-- Task description --
Which lines hold the word "icon"? Copy each of them from the material.

— Begin —

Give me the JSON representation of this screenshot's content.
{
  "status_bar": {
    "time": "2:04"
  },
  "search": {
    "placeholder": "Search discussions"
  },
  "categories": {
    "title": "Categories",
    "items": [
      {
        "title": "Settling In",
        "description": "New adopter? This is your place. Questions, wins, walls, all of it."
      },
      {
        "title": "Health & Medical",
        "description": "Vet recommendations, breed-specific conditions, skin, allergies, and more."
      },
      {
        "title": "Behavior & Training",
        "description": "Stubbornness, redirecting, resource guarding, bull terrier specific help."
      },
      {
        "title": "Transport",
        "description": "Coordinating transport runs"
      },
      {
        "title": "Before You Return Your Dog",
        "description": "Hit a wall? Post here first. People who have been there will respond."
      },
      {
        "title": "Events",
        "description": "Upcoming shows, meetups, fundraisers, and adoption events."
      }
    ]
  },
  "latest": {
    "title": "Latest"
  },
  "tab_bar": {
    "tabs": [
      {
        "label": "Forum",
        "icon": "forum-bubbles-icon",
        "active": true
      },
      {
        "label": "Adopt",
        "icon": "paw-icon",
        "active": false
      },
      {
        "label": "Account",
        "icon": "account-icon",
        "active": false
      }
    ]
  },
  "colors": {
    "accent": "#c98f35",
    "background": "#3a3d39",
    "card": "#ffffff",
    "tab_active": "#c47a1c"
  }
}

— End —

-- Exercise solution --
        "icon": "forum-bubbles-icon",
        "icon": "paw-icon",
        "icon": "account-icon",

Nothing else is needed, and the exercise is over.